WORK INSTRUCTIONS
Reproduce only this part of the listing: the line with "Type out the text in this image.", plus every line after it through the last.

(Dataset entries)

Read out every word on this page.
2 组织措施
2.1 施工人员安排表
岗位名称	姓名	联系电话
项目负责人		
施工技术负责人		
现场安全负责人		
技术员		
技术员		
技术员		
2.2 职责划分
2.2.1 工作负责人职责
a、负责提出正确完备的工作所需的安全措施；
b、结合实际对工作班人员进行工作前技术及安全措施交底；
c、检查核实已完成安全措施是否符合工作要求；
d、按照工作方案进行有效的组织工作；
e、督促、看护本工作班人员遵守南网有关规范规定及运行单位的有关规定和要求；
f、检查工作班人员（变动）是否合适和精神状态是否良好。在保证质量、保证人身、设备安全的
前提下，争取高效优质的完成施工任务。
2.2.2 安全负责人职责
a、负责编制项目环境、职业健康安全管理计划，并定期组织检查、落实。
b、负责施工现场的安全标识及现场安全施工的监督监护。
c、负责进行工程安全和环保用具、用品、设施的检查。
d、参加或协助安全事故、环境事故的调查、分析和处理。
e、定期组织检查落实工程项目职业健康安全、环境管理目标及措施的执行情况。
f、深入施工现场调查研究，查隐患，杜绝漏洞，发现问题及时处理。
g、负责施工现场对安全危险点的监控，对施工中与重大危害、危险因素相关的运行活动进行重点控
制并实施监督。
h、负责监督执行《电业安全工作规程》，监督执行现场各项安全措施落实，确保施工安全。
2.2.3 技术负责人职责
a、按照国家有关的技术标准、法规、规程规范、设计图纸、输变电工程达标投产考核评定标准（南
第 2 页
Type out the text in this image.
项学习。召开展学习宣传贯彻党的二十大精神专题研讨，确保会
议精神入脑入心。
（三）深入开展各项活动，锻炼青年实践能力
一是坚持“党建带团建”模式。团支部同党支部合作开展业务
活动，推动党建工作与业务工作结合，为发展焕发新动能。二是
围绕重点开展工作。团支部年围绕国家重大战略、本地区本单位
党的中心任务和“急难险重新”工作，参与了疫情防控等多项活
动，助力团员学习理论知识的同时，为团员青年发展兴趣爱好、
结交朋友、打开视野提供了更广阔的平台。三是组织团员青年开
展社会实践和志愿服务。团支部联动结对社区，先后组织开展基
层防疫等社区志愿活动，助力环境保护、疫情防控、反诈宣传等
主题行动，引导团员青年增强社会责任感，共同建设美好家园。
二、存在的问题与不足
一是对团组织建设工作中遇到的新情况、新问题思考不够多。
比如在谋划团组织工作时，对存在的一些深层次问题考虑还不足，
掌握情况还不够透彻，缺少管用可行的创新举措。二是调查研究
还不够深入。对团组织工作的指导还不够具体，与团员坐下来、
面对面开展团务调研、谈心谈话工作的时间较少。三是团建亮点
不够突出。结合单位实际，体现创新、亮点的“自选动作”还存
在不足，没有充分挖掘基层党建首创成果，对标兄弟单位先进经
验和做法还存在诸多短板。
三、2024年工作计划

WRITTEN RESPONSE
Type out the text in this image.
项学习。召开展学习宣传贯彻党的二十大精神专题研讨，确保会
议精神入脑入心。
（三）深入开展各项活动，锻炼青年实践能力
一是坚持“党建带团建”模式。团支部同党支部合作开展业务
活动，推动党建工作与业务工作结合，为发展焕发新动能。二是
围绕重点开展工作。团支部年围绕国家重大战略、本地区本单位
党的中心任务和“急难险重新”工作，参与了疫情防控等多项活
动，助力团员学习理论知识的同时，为团员青年发展兴趣爱好、
结交朋友、打开视野提供了更广阔的平台。三是组织团员青年开
展社会实践和志愿服务。团支部联动结对社区，先后组织开展基
层防疫等社区志愿活动，助力环境保护、疫情防控、反诈宣传等
主题行动，引导团员青年增强社会责任感，共同建设美好家园。
二、存在的问题与不足
一是对团组织建设工作中遇到的新情况、新问题思考不够多。
比如在谋划团组织工作时，对存在的一些深层次问题考虑还不足，
掌握情况还不够透彻，缺少管用可行的创新举措。二是调查研究
还不够深入。对团组织工作的指导还不够具体，与团员坐下来、
面对面开展团务调研、谈心谈话工作的时间较少。三是团建亮点
不够突出。结合单位实际，体现创新、亮点的“自选动作”还存
在不足，没有充分挖掘基层党建首创成果，对标兄弟单位先进经
验和做法还存在诸多短板。
三、2024年工作计划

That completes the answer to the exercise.